_GIVEN DATA_
## Begin
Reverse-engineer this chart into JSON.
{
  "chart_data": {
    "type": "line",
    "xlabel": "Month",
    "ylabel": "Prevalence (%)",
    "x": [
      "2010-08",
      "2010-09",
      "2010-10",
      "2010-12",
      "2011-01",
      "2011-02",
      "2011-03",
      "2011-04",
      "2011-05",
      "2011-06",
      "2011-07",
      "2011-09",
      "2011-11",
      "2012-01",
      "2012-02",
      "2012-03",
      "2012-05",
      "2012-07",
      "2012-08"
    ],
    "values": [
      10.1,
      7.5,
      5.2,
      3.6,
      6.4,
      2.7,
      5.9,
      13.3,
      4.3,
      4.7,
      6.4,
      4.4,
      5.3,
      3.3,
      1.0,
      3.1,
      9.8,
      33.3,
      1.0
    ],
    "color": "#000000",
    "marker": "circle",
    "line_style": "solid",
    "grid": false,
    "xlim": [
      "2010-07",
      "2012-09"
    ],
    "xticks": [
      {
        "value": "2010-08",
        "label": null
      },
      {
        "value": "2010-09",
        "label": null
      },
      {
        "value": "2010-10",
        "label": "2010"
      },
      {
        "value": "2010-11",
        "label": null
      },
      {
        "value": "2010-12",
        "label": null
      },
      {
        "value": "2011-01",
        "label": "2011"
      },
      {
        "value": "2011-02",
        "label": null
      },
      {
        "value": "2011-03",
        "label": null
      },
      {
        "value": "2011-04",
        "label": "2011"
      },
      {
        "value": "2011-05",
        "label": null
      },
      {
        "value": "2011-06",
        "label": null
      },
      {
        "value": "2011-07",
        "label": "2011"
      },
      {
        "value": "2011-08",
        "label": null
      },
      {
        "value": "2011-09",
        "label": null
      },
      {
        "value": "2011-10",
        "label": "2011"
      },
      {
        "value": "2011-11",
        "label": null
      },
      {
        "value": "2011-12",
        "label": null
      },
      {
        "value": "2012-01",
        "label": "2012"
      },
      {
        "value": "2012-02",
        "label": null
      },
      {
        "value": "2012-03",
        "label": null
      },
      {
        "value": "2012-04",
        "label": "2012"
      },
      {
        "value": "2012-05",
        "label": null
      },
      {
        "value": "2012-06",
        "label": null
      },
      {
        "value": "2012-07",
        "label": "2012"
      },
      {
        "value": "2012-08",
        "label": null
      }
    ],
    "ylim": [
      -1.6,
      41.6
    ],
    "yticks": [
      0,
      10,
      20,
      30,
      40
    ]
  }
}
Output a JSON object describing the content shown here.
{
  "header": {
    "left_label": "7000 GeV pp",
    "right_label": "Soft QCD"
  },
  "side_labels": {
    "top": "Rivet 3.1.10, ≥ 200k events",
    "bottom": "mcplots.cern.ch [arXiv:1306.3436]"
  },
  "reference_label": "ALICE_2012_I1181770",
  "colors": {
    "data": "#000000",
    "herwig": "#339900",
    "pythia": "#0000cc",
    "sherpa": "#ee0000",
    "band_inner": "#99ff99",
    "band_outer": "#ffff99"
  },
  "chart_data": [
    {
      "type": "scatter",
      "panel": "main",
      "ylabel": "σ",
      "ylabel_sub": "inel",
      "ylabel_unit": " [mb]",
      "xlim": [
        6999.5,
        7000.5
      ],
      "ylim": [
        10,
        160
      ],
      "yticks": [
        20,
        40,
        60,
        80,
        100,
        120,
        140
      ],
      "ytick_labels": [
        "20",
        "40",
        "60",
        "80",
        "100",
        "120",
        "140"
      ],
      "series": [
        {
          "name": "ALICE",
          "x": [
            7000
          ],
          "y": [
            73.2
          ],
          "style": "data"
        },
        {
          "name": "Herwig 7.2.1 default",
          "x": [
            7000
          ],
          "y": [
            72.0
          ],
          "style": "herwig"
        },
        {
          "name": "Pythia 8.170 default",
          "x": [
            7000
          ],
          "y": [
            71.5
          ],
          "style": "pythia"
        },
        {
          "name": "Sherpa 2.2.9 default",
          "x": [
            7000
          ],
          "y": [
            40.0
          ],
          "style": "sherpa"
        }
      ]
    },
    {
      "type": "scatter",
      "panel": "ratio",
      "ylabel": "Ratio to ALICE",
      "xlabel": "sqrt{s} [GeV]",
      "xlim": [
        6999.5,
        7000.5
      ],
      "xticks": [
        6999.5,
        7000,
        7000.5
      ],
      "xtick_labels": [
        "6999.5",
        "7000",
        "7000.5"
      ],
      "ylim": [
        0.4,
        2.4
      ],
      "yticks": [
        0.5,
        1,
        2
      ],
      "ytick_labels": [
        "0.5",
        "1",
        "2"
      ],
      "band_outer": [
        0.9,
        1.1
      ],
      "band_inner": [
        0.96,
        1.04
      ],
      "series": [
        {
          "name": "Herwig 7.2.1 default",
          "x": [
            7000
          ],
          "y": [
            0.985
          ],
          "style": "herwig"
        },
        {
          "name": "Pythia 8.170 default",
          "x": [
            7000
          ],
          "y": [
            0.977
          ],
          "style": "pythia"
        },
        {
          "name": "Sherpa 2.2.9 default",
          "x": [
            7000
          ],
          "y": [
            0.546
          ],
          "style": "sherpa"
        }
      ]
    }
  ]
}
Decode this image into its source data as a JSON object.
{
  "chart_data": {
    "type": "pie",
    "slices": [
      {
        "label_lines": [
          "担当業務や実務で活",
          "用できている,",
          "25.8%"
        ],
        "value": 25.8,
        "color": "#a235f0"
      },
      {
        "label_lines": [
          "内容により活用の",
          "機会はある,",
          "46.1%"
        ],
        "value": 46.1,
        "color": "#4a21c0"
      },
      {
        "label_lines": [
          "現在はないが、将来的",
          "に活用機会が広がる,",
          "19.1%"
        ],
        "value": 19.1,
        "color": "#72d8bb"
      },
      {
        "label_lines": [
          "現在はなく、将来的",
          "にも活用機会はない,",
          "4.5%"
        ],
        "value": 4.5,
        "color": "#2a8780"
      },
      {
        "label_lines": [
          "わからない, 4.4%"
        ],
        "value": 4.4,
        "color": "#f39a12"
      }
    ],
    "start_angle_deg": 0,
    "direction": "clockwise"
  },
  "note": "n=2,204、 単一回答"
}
## End
_REQUIRED TASK_
Nothing in the listing may be changed; retype it all exactly.

_FULL RESPONSE_
Reverse-engineer this chart into JSON.
{
  "chart_data": {
    "type": "line",
    "xlabel": "Month",
    "ylabel": "Prevalence (%)",
    "x": [
      "2010-08",
      "2010-09",
      "2010-10",
      "2010-12",
      "2011-01",
      "2011-02",
      "2011-03",
      "2011-04",
      "2011-05",
      "2011-06",
      "2011-07",
      "2011-09",
      "2011-11",
      "2012-01",
      "2012-02",
      "2012-03",
      "2012-05",
      "2012-07",
      "2012-08"
    ],
    "values": [
      10.1,
      7.5,
      5.2,
      3.6,
      6.4,
      2.7,
      5.9,
      13.3,
      4.3,
      4.7,
      6.4,
      4.4,
      5.3,
      3.3,
      1.0,
      3.1,
      9.8,
      33.3,
      1.0
    ],
    "color": "#000000",
    "marker": "circle",
    "line_style": "solid",
    "grid": false,
    "xlim": [
      "2010-07",
      "2012-09"
    ],
    "xticks": [
      {
        "value": "2010-08",
        "label": null
      },
      {
        "value": "2010-09",
        "label": null
      },
      {
        "value": "2010-10",
        "label": "2010"
      },
      {
        "value": "2010-11",
        "label": null
      },
      {
        "value": "2010-12",
        "label": null
      },
      {
        "value": "2011-01",
        "label": "2011"
      },
      {
        "value": "2011-02",
        "label": null
      },
      {
        "value": "2011-03",
        "label": null
      },
      {
        "value": "2011-04",
        "label": "2011"
      },
      {
        "value": "2011-05",
        "label": null
      },
      {
        "value": "2011-06",
        "label": null
      },
      {
        "value": "2011-07",
        "label": "2011"
      },
      {
        "value": "2011-08",
        "label": null
      },
      {
        "value": "2011-09",
        "label": null
      },
      {
        "value": "2011-10",
        "label": "2011"
      },
      {
        "value": "2011-11",
        "label": null
      },
      {
        "value": "2011-12",
        "label": null
      },
      {
        "value": "2012-01",
        "label": "2012"
      },
      {
        "value": "2012-02",
        "label": null
      },
      {
        "value": "2012-03",
        "label": null
      },
      {
        "value": "2012-04",
        "label": "2012"
      },
      {
        "value": "2012-05",
        "label": null
      },
      {
        "value": "2012-06",
        "label": null
      },
      {
        "value": "2012-07",
        "label": "2012"
      },
      {
        "value": "2012-08",
        "label": null
      }
    ],
    "ylim": [
      -1.6,
      41.6
    ],
    "yticks": [
      0,
      10,
      20,
      30,
      40
    ]
  }
}
Output a JSON object describing the content shown here.
{
  "header": {
    "left_label": "7000 GeV pp",
    "right_label": "Soft QCD"
  },
  "side_labels": {
    "top": "Rivet 3.1.10, ≥ 200k events",
    "bottom": "mcplots.cern.ch [arXiv:1306.3436]"
  },
  "reference_label": "ALICE_2012_I1181770",
  "colors": {
    "data": "#000000",
    "herwig": "#339900",
    "pythia": "#0000cc",
    "sherpa": "#ee0000",
    "band_inner": "#99ff99",
    "band_outer": "#ffff99"
  },
  "chart_data": [
    {
      "type": "scatter",
      "panel": "main",
      "ylabel": "σ",
      "ylabel_sub": "inel",
      "ylabel_unit": " [mb]",
      "xlim": [
        6999.5,
        7000.5
      ],
      "ylim": [
        10,
        160
      ],
      "yticks": [
        20,
        40,
        60,
        80,
        100,
        120,
        140
      ],
      "ytick_labels": [
        "20",
        "40",
        "60",
        "80",
        "100",
        "120",
        "140"
      ],
      "series": [
        {
          "name": "ALICE",
          "x": [
            7000
          ],
          "y": [
            73.2
          ],
          "style": "data"
        },
        {
          "name": "Herwig 7.2.1 default",
          "x": [
            7000
          ],
          "y": [
            72.0
          ],
          "style": "herwig"
        },
        {
          "name": "Pythia 8.170 default",
          "x": [
            7000
          ],
          "y": [
            71.5
          ],
          "style": "pythia"
        },
        {
          "name": "Sherpa 2.2.9 default",
          "x": [
            7000
          ],
          "y": [
            40.0
          ],
          "style": "sherpa"
        }
      ]
    },
    {
      "type": "scatter",
      "panel": "ratio",
      "ylabel": "Ratio to ALICE",
      "xlabel": "sqrt{s} [GeV]",
      "xlim": [
        6999.5,
        7000.5
      ],
      "xticks": [
        6999.5,
        7000,
        7000.5
      ],
      "xtick_labels": [
        "6999.5",
        "7000",
        "7000.5"
      ],
      "ylim": [
        0.4,
        2.4
      ],
      "yticks": [
        0.5,
        1,
        2
      ],
      "ytick_labels": [
        "0.5",
        "1",
        "2"
      ],
      "band_outer": [
        0.9,
        1.1
      ],
      "band_inner": [
        0.96,
        1.04
      ],
      "series": [
        {
          "name": "Herwig 7.2.1 default",
          "x": [
            7000
          ],
          "y": [
            0.985
          ],
          "style": "herwig"
        },
        {
          "name": "Pythia 8.170 default",
          "x": [
            7000
          ],
          "y": [
            0.977
          ],
          "style": "pythia"
        },
        {
          "name": "Sherpa 2.2.9 default",
          "x": [
            7000
          ],
          "y": [
            0.546
          ],
          "style": "sherpa"
        }
      ]
    }
  ]
}
Decode this image into its source data as a JSON object.
{
  "chart_data": {
    "type": "pie",
    "slices": [
      {
        "label_lines": [
          "担当業務や実務で活",
          "用できている,",
          "25.8%"
        ],
        "value": 25.8,
        "color": "#a235f0"
      },
      {
        "label_lines": [
          "内容により活用の",
          "機会はある,",
          "46.1%"
        ],
        "value": 46.1,
        "color": "#4a21c0"
      },
      {
        "label_lines": [
          "現在はないが、将来的",
          "に活用機会が広がる,",
          "19.1%"
        ],
        "value": 19.1,
        "color": "#72d8bb"
      },
      {
        "label_lines": [
          "現在はなく、将来的",
          "にも活用機会はない,",
          "4.5%"
        ],
        "value": 4.5,
        "color": "#2a8780"
      },
      {
        "label_lines": [
          "わからない, 4.4%"
        ],
        "value": 4.4,
        "color": "#f39a12"
      }
    ],
    "start_angle_deg": 0,
    "direction": "clockwise"
  },
  "note": "n=2,204、 単一回答"
}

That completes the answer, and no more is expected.